▶ [Record excerpts]:

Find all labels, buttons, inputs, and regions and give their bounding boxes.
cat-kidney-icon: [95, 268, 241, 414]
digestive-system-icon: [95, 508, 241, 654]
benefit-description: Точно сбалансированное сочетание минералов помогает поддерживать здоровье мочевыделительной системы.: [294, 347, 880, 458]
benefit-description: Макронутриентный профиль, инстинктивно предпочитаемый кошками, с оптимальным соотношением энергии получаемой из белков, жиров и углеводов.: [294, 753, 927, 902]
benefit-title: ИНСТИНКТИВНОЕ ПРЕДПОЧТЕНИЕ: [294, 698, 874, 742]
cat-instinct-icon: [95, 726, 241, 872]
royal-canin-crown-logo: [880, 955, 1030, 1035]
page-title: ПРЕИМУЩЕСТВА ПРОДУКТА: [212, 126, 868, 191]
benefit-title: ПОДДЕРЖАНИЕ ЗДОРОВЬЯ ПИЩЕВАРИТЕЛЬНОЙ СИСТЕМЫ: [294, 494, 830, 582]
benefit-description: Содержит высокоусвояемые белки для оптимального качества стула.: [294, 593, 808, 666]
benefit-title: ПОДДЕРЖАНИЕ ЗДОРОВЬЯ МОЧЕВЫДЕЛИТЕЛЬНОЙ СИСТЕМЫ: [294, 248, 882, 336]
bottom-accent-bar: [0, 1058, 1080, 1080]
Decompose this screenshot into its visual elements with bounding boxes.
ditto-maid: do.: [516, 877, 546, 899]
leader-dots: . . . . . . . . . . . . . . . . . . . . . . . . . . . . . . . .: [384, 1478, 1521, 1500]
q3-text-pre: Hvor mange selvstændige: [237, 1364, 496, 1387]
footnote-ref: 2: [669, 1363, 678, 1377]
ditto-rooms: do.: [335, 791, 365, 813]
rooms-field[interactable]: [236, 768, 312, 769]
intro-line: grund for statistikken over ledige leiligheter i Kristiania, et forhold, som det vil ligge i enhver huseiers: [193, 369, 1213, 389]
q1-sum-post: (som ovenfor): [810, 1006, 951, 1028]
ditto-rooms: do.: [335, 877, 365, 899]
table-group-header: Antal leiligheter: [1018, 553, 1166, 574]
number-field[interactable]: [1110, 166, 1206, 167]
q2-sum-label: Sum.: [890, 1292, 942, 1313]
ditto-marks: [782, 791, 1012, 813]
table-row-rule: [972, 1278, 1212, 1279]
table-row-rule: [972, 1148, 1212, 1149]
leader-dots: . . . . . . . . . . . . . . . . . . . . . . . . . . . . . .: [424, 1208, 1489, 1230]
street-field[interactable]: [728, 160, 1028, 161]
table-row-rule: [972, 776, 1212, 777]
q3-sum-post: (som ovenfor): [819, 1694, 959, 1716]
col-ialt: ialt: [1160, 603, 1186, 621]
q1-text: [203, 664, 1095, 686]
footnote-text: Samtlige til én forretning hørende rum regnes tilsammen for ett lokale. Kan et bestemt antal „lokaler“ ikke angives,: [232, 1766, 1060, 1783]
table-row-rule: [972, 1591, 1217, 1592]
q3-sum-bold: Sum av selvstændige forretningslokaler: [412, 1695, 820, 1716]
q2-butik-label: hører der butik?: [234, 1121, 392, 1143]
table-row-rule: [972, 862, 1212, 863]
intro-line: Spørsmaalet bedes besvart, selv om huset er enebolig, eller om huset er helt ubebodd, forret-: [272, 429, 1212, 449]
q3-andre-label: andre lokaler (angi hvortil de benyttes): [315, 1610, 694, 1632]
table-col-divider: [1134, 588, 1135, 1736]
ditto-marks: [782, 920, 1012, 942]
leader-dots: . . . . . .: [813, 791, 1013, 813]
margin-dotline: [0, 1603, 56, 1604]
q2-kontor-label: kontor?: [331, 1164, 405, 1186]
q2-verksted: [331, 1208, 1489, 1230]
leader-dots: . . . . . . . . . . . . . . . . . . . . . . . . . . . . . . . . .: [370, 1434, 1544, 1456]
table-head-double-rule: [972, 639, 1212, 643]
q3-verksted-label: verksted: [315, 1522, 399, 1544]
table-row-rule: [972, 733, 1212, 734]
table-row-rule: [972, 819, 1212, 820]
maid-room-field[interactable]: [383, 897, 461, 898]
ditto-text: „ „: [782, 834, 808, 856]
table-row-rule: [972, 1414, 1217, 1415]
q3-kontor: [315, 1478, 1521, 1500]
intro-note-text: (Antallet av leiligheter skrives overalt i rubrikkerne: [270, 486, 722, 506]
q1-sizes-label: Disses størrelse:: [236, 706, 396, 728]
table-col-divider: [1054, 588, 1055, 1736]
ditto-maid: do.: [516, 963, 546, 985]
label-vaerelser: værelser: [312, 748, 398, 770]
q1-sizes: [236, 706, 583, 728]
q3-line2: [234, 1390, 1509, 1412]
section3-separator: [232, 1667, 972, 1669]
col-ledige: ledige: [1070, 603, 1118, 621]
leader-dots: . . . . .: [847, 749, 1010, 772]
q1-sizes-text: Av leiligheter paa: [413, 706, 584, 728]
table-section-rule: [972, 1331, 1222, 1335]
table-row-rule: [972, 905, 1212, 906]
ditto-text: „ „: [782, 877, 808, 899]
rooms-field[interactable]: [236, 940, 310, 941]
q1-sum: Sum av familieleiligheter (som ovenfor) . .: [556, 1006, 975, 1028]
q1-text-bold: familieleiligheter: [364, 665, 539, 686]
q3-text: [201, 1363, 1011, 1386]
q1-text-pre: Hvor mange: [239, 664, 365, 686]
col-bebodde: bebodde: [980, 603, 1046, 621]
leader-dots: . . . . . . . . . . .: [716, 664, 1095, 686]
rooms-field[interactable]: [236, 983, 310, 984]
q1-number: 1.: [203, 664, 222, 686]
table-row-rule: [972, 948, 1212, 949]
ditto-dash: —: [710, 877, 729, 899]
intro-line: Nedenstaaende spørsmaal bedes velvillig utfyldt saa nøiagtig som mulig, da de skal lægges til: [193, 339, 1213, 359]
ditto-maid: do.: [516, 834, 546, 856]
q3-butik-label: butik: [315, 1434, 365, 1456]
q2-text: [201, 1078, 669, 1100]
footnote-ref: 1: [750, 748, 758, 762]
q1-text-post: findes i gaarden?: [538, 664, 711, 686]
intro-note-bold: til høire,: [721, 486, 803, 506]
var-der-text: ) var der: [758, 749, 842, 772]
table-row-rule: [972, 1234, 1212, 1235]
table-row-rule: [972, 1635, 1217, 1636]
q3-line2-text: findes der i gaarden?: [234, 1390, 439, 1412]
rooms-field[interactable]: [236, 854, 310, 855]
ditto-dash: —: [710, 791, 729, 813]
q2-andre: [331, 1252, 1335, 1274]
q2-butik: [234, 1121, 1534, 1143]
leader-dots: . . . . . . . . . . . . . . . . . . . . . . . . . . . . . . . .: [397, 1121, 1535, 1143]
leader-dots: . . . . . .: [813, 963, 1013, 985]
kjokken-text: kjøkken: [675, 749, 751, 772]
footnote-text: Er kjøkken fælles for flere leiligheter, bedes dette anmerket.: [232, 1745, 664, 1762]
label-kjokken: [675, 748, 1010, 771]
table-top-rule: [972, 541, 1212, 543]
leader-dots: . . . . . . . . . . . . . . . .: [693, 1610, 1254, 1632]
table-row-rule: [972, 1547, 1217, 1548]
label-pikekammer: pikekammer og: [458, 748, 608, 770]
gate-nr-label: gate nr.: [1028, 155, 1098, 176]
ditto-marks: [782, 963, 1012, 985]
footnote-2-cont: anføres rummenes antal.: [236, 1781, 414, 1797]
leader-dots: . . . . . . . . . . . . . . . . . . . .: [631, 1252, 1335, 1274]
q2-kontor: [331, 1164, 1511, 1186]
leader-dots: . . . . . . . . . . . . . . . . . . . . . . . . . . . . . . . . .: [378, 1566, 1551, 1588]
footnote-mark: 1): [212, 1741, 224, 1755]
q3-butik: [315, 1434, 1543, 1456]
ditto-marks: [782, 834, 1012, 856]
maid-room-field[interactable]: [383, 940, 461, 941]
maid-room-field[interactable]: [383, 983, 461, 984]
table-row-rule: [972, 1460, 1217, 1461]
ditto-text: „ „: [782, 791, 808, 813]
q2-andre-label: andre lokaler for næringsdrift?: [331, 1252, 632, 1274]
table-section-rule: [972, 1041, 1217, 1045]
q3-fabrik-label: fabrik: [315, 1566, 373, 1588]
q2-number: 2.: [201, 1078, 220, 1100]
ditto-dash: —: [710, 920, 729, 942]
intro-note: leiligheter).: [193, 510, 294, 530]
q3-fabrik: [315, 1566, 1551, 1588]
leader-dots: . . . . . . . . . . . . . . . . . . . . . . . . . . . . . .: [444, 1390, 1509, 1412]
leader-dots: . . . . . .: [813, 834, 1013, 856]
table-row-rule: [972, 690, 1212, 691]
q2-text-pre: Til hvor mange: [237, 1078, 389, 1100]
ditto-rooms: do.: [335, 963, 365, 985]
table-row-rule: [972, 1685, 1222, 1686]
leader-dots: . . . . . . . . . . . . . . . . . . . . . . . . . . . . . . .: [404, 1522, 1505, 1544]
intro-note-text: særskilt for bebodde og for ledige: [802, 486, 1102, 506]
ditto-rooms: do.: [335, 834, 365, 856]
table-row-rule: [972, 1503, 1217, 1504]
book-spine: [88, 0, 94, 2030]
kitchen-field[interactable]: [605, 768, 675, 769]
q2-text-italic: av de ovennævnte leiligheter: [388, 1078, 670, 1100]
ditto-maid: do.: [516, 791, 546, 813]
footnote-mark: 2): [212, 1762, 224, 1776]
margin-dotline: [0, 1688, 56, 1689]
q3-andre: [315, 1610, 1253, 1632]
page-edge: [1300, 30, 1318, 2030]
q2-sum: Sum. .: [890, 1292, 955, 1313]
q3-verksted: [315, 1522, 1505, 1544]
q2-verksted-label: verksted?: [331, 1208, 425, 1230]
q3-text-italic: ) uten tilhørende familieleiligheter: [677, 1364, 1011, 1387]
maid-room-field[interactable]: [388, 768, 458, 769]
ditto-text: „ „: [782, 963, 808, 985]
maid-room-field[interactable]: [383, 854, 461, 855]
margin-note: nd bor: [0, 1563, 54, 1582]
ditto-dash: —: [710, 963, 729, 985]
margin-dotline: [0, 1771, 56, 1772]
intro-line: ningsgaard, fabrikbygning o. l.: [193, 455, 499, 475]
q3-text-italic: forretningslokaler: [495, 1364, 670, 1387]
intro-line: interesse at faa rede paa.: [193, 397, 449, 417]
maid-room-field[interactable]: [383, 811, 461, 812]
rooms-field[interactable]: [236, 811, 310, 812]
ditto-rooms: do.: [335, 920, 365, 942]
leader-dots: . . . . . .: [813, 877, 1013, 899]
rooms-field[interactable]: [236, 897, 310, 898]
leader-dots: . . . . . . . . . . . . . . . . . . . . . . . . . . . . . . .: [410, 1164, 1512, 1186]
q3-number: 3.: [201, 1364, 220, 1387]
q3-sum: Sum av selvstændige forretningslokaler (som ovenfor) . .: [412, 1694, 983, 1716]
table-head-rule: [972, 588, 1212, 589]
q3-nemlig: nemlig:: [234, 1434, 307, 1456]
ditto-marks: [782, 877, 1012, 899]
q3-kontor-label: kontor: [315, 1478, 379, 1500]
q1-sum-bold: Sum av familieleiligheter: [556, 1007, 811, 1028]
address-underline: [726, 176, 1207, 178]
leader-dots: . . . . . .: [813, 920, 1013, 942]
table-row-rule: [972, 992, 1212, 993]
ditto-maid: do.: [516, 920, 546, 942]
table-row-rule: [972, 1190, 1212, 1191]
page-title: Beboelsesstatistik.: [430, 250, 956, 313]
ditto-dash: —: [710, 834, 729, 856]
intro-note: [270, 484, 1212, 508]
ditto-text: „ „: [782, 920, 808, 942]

▶ [Short task]: Put the lines from the start of the records through the one containing "table-row-rule: [972, 776, 1212, 777]", both included, into a numbered list, leaving out any blank lines.

▶ [Result for this exercise]:
1. Find all labels, buttons, inputs, and regions and give their bounding boxes.
2. cat-kidney-icon: [95, 268, 241, 414]
3. digestive-system-icon: [95, 508, 241, 654]
4. benefit-description: Точно сбалансированное сочетание минералов помогает поддерживать здоровье мочевыделительной системы.: [294, 347, 880, 458]
5. benefit-description: Макронутриентный профиль, инстинктивно предпочитаемый кошками, с оптимальным соотношением энергии получаемой из белков, жиров и углеводов.: [294, 753, 927, 902]
6. benefit-title: ИНСТИНКТИВНОЕ ПРЕДПОЧТЕНИЕ: [294, 698, 874, 742]
7. cat-instinct-icon: [95, 726, 241, 872]
8. royal-canin-crown-logo: [880, 955, 1030, 1035]
9. page-title: ПРЕИМУЩЕСТВА ПРОДУКТА: [212, 126, 868, 191]
10. benefit-title: ПОДДЕРЖАНИЕ ЗДОРОВЬЯ ПИЩЕВАРИТЕЛЬНОЙ СИСТЕМЫ: [294, 494, 830, 582]
11. benefit-description: Содержит высокоусвояемые белки для оптимального качества стула.: [294, 593, 808, 666]
12. benefit-title: ПОДДЕРЖАНИЕ ЗДОРОВЬЯ МОЧЕВЫДЕЛИТЕЛЬНОЙ СИСТЕМЫ: [294, 248, 882, 336]
13. bottom-accent-bar: [0, 1058, 1080, 1080]
14. Decompose this screenshot into its visual elements with bounding boxes.
15. ditto-maid: do.: [516, 877, 546, 899]
16. leader-dots: . . . . . . . . . . . . . . . . . . . . . . . . . . . . . . . .: [384, 1478, 1521, 1500]
17. q3-text-pre: Hvor mange selvstændige: [237, 1364, 496, 1387]
18. footnote-ref: 2: [669, 1363, 678, 1377]
19. ditto-rooms: do.: [335, 791, 365, 813]
20. rooms-field[interactable]: [236, 768, 312, 769]
21. intro-line: grund for statistikken over ledige leiligheter i Kristiania, et forhold, som det vil ligge i enhver huseiers: [193, 369, 1213, 389]
22. q1-sum-post: (som ovenfor): [810, 1006, 951, 1028]
23. ditto-rooms: do.: [335, 877, 365, 899]
24. table-group-header: Antal leiligheter: [1018, 553, 1166, 574]
25. number-field[interactable]: [1110, 166, 1206, 167]
26. q2-sum-label: Sum.: [890, 1292, 942, 1313]
27. ditto-marks: [782, 791, 1012, 813]
28. table-row-rule: [972, 1278, 1212, 1279]
29. table-row-rule: [972, 1148, 1212, 1149]
30. leader-dots: . . . . . . . . . . . . . . . . . . . . . . . . . . . . . .: [424, 1208, 1489, 1230]
31. street-field[interactable]: [728, 160, 1028, 161]
32. table-row-rule: [972, 776, 1212, 777]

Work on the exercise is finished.